### Objective
In the material below, reproduce verbatim every line from the one containing "Text: CH₃: CH₃ xyxy=(244,102,266,115)" up to and including the one containing "List each element".

### Dataset excerpts

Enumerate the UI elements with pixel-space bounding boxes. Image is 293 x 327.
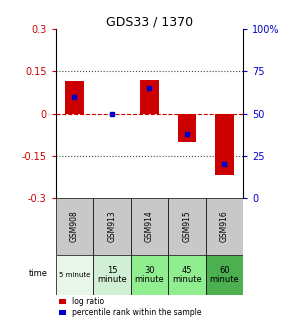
Text: GSM916: GSM916 [220,211,229,242]
Text: GSM908: GSM908 [70,211,79,242]
Title: GDS33 / 1370: GDS33 / 1370 [106,15,193,28]
Bar [215,113,234,175]
Legend: log ratio, percentile rank within the sample: log ratio, percentile rank within the sa… [59,297,201,317]
Text: 30
minute: 30 minute [134,266,164,284]
Bar [131,255,168,295]
Bar [56,198,93,255]
Bar [206,255,243,295]
Text: GSM915: GSM915 [183,211,191,242]
Text: time: time [29,269,48,278]
Bar [168,255,206,295]
Text: 15
minute: 15 minute [97,266,127,284]
Bar [93,198,131,255]
Bar [65,81,84,113]
Bar [56,255,93,295]
Bar [140,80,159,113]
Text: GSM914: GSM914 [145,211,154,242]
Text: 45
minute: 45 minute [172,266,202,284]
Text: GSM913: GSM913 [108,211,116,242]
Bar [93,255,131,295]
Text: 60
minute: 60 minute [209,266,239,284]
Bar [131,198,168,255]
Text: 5 minute: 5 minute [59,272,90,278]
Bar [178,113,196,142]
Bar [168,198,206,255]
Bar [206,198,243,255]
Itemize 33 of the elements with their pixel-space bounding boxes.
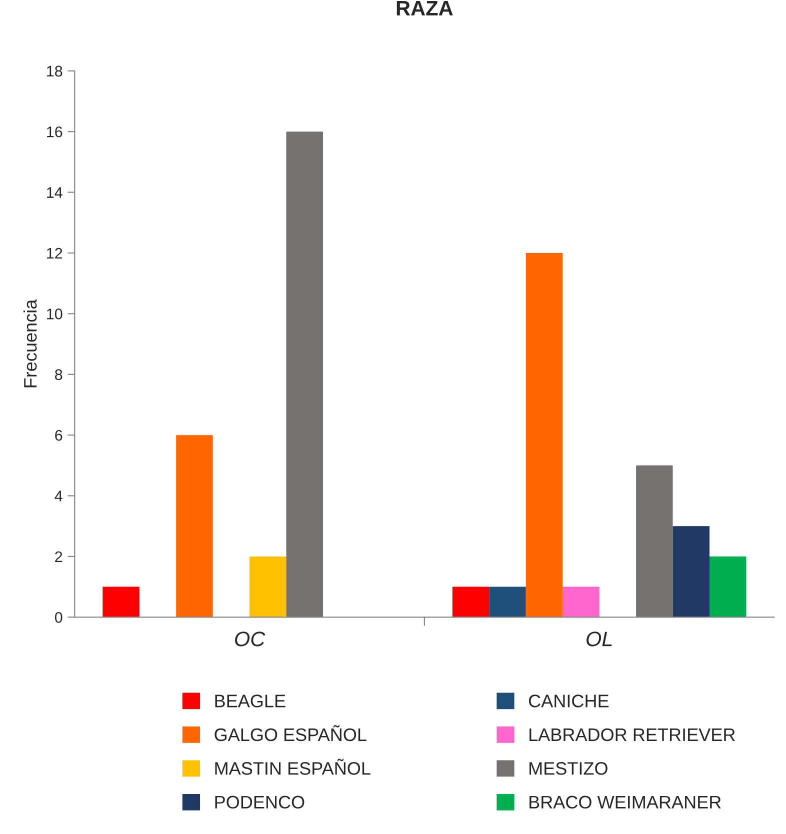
y-axis-title: Frecuencia	[23, 299, 37, 388]
bar	[489, 586, 526, 618]
legend-label: MASTIN ESPAÑOL	[215, 758, 370, 775]
legend-label: PODENCO	[215, 796, 304, 809]
legend-label: GALGO ESPAÑOL	[214, 725, 366, 742]
x-tick-label: OC	[235, 632, 266, 646]
bar	[250, 556, 286, 618]
y-tick-label: 6	[55, 430, 62, 441]
bar	[562, 586, 600, 618]
y-tick-label: 18	[47, 66, 62, 77]
legend-label: CANICHE	[528, 694, 609, 708]
legend-label: MESTIZO	[530, 762, 608, 775]
y-tick-label: 12	[47, 248, 62, 259]
legend-label: BRACO WEIMARANER	[530, 796, 721, 809]
bar	[176, 435, 213, 618]
y-tick-label: 0	[54, 612, 62, 623]
bar	[672, 526, 710, 618]
bar	[102, 586, 140, 618]
bar	[710, 556, 746, 618]
y-tick-label: 14	[47, 187, 62, 198]
y-tick-label: 10	[47, 308, 62, 320]
x-tick-label: OL	[586, 632, 612, 646]
bar	[286, 132, 324, 618]
y-tick-label: 2	[55, 551, 62, 562]
chart-title: RAZA	[396, 1, 453, 16]
bar	[636, 465, 673, 618]
y-tick-label: 4	[54, 490, 62, 502]
y-tick-label: 16	[47, 126, 62, 138]
legend-label: BEAGLE	[215, 694, 286, 708]
y-tick-label: 8	[55, 369, 62, 380]
legend-label: LABRADOR RETRIEVER	[530, 728, 735, 742]
bar	[526, 252, 563, 618]
bar	[452, 586, 490, 618]
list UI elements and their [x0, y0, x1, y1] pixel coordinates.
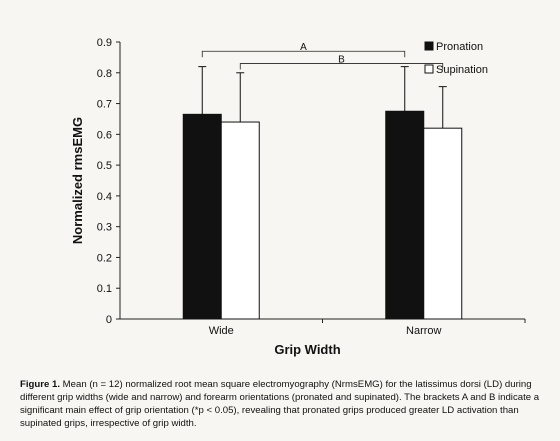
y-tick-label: 0.3 — [97, 222, 112, 234]
y-tick-label: 0.5 — [97, 160, 112, 172]
chart-bars — [182, 110, 463, 320]
bracket-label-a: A — [300, 42, 307, 53]
bar-supination-wide — [220, 121, 260, 320]
bar-pronation-wide — [182, 113, 222, 320]
caption-label: Figure 1. — [20, 379, 60, 390]
y-axis-title: Normalized rmsEMG — [70, 117, 85, 244]
y-tick-label: 0.7 — [97, 99, 112, 111]
figure-caption: Figure 1. Mean (n = 12) normalized root … — [20, 378, 548, 430]
x-tick-label: Wide — [209, 325, 234, 337]
bracket-b — [239, 63, 444, 70]
bracket-label-b: B — [338, 55, 345, 66]
y-tick-label: 0 — [106, 314, 112, 326]
caption-text: Mean (n = 12) normalized root mean squar… — [20, 379, 540, 429]
legend-swatch-pronation — [424, 41, 434, 51]
chart-brackets: AB — [201, 42, 444, 70]
y-tick-label: 0.1 — [97, 283, 112, 295]
chart-axes: 0 0.1 0.2 0.3 0.4 0.5 0.6 0.7 0.8 0.9 Wide Narrow Gr… — [70, 37, 526, 357]
y-tick-label: 0.4 — [97, 191, 112, 203]
chart-error-bars — [198, 66, 447, 129]
y-tick-label: 0.9 — [97, 37, 112, 49]
y-tick-label: 0.8 — [97, 68, 112, 80]
y-tick-label: 0.2 — [97, 252, 112, 264]
bar-pronation-narrow — [385, 110, 425, 320]
legend-label-pronation: Pronation — [436, 41, 483, 53]
bar-chart: 0 0.1 0.2 0.3 0.4 0.5 0.6 0.7 0.8 0.9 Wide Narrow Gr… — [70, 37, 526, 357]
bar-supination-narrow — [423, 127, 463, 320]
x-tick-label: Narrow — [406, 325, 442, 337]
legend-label-supination: Supination — [436, 64, 488, 76]
y-tick-label: 0.6 — [97, 129, 112, 141]
chart-legend: Pronation Supination — [424, 41, 488, 76]
legend-swatch-supination — [424, 64, 434, 74]
x-axis-title: Grip Width — [274, 342, 340, 357]
bracket-a — [201, 50, 406, 58]
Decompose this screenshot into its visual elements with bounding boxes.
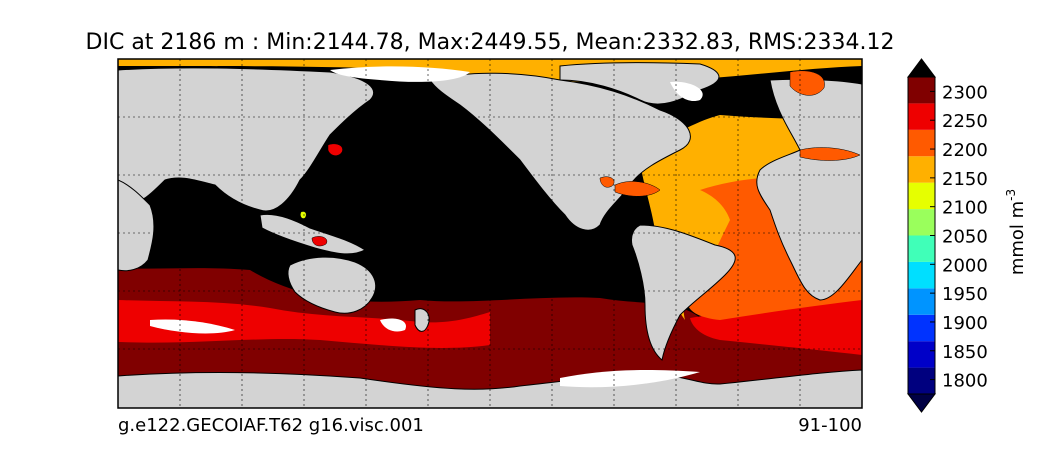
colorbar-segment: [908, 103, 935, 130]
colorbar-segment: [908, 314, 935, 342]
colorbar-segment: [908, 235, 935, 262]
land-new-zealand: [414, 308, 430, 332]
colorbar-tick-label: 2300: [942, 82, 988, 103]
land-eurasia: [118, 67, 375, 212]
colorbar-tick-label: 1900: [942, 313, 988, 334]
mask-south-a: [150, 319, 235, 334]
land-europe-africa-east: [756, 78, 862, 301]
patch-banda-sea: [311, 236, 328, 247]
map-frame: [117, 58, 863, 409]
mask-south-b: [380, 318, 406, 332]
colorbar-tick-label: 2000: [942, 255, 988, 276]
patch-mediterranean: [799, 147, 861, 161]
colorbar-segment: [908, 367, 935, 394]
patch-gulf-of-mexico: [599, 176, 615, 188]
colorbar-under-arrow: [907, 393, 936, 413]
land-africa-west: [118, 179, 155, 272]
masked-regions: [150, 66, 703, 388]
land-australia: [287, 256, 377, 314]
graticule: [118, 59, 862, 408]
colorbar-tick-label: 2150: [942, 169, 988, 190]
colorbar-segment: [908, 182, 935, 210]
colorbar-segment: [908, 129, 935, 157]
colorbar-over-arrow: [907, 58, 936, 78]
colorbar-tick-label: 2050: [942, 227, 988, 248]
colorbar-tick-label: 2100: [942, 198, 988, 219]
patch-japan-sea: [327, 143, 343, 156]
mask-labrador: [670, 81, 703, 102]
colorbar-segment: [908, 209, 935, 236]
colorbar-label-main: mmol m: [1007, 201, 1028, 275]
colorbar-segment: [908, 261, 935, 289]
colorbar-segment: [908, 341, 935, 368]
mask-arctic: [330, 66, 470, 82]
land-south-america: [631, 224, 736, 361]
colorbar-segment: [908, 77, 935, 104]
colorbar-segment: [908, 156, 935, 183]
highlight-patches: [300, 70, 861, 247]
southern-ocean-red-band: [118, 300, 490, 348]
patch-caribbean: [614, 181, 661, 197]
colorbar-tick-label: 1850: [942, 342, 988, 363]
colorbar-segment: [908, 288, 935, 315]
mask-antarctic-shelf: [560, 370, 700, 388]
colorbar-label-exponent: -3: [1004, 189, 1018, 201]
colorbar-tick-label: 1950: [942, 284, 988, 305]
colorbar-tick-label: 1800: [942, 371, 988, 392]
colorbar-tick-label: 2250: [942, 111, 988, 132]
colorbar-tick-label: 2200: [942, 140, 988, 161]
colorbar: 1800 1850 1900 1950 2000 2050 2100 2150 2200 2250…: [907, 58, 988, 413]
chart-title: DIC at 2186 m : Min:2144.78, Max:2449.55…: [86, 30, 895, 55]
years-label: 91-100: [798, 415, 862, 436]
case-label: g.e122.GECOIAF.T62 g16.visc.001: [118, 415, 424, 436]
patch-sulu-sea: [300, 211, 307, 219]
map-plot-area: [118, 59, 862, 408]
colorbar-label: mmol m-3: [1004, 189, 1028, 275]
land-indonesia: [259, 213, 366, 255]
patch-hudson-bay: [789, 70, 825, 96]
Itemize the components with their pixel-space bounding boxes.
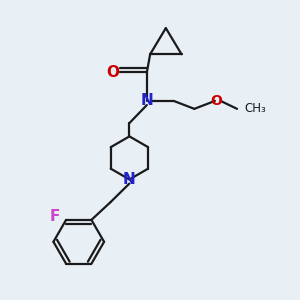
Text: CH₃: CH₃ xyxy=(244,102,266,115)
Text: O: O xyxy=(106,65,119,80)
Text: N: N xyxy=(123,172,136,187)
Text: N: N xyxy=(140,93,153,108)
Text: O: O xyxy=(210,94,222,108)
Text: F: F xyxy=(50,209,60,224)
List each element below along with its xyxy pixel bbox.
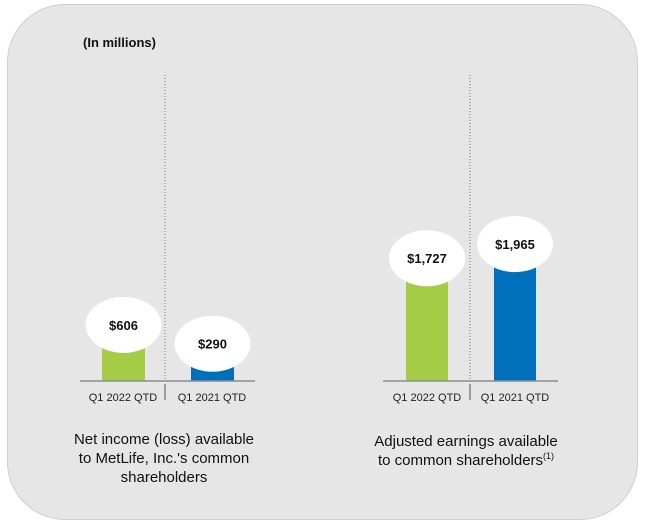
chart-2-bar-1 [406, 278, 448, 381]
footnote-marker: (1) [543, 451, 555, 461]
chart-1-caption-line-3: shareholders [120, 469, 208, 486]
chart-2-tick-label-2: Q1 2021 QTD [481, 392, 550, 404]
chart-1-tick-label-2: Q1 2021 QTD [178, 392, 247, 404]
chart-2-caption-line-2-text: to common shareholders [377, 452, 544, 469]
chart-2-data-label-bubble-1 [389, 230, 465, 287]
units-label: (In millions) [83, 35, 156, 50]
chart-2-data-label-1: $1,727 [407, 251, 447, 266]
chart-1-caption: Net income (loss) available to MetLife, … [34, 430, 294, 487]
chart-2-data-label-bubble-2 [477, 216, 553, 273]
chart-2-tick-label-1: Q1 2022 QTD [393, 392, 462, 404]
chart-1-data-label-2: $290 [198, 337, 227, 352]
chart-1-data-label-1: $606 [109, 318, 138, 333]
chart-2-data-label-2: $1,965 [495, 237, 535, 252]
chart-1-data-label-bubble-1 [85, 296, 162, 353]
chart-1-tick-label-1: Q1 2022 QTD [89, 392, 158, 404]
chart-1-data-label-bubble-2 [174, 315, 251, 372]
chart-1-caption-line-2: to MetLife, Inc.'s common [78, 450, 250, 467]
chart-1-caption-line-1: Net income (loss) available [73, 431, 255, 448]
chart-2-bar-2 [494, 264, 536, 381]
chart-2-caption-line-1: Adjusted earnings available [374, 433, 558, 450]
chart-2-caption: Adjusted earnings available to common sh… [336, 432, 596, 470]
chart-2-caption-line-2: to common shareholders(1) [336, 451, 596, 470]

### Response to the exercise
Text: CH₃: CH₃ xyxy=(244,102,266,115)
Text: O: O xyxy=(106,65,119,80)
Text: N: N xyxy=(123,172,136,187)
Text: N: N xyxy=(140,93,153,108)
Text: O: O xyxy=(210,94,222,108)
Text: F: F xyxy=(50,209,60,224)
List each element below along with its xyxy pixel bbox.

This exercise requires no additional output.